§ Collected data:
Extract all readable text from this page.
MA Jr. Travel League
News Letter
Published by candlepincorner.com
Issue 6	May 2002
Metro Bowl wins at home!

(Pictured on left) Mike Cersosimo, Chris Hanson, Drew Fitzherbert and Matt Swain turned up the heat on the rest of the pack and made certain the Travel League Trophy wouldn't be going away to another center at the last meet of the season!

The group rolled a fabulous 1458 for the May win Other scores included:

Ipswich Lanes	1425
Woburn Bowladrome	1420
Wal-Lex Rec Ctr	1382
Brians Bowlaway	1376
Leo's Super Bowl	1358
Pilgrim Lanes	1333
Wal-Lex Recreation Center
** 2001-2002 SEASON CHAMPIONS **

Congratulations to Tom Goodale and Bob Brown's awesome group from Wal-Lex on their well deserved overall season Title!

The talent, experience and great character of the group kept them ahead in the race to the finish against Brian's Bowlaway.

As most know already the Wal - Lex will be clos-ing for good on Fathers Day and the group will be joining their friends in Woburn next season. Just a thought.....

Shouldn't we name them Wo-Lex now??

§ DIRECTION: Repeat every record, exactly as written.

§ FULL OUTPUT:
Extract all readable text from this page.
MA Jr. Travel League
News Letter
Published by candlepincorner.com
Issue 6	May 2002
Metro Bowl wins at home!

(Pictured on left) Mike Cersosimo, Chris Hanson, Drew Fitzherbert and Matt Swain turned up the heat on the rest of the pack and made certain the Travel League Trophy wouldn't be going away to another center at the last meet of the season!

The group rolled a fabulous 1458 for the May win Other scores included:

Ipswich Lanes	1425
Woburn Bowladrome	1420
Wal-Lex Rec Ctr	1382
Brians Bowlaway	1376
Leo's Super Bowl	1358
Pilgrim Lanes	1333
Wal-Lex Recreation Center
** 2001-2002 SEASON CHAMPIONS **

Congratulations to Tom Goodale and Bob Brown's awesome group from Wal-Lex on their well deserved overall season Title!

The talent, experience and great character of the group kept them ahead in the race to the finish against Brian's Bowlaway.

As most know already the Wal - Lex will be clos-ing for good on Fathers Day and the group will be joining their friends in Woburn next season. Just a thought.....

Shouldn't we name them Wo-Lex now??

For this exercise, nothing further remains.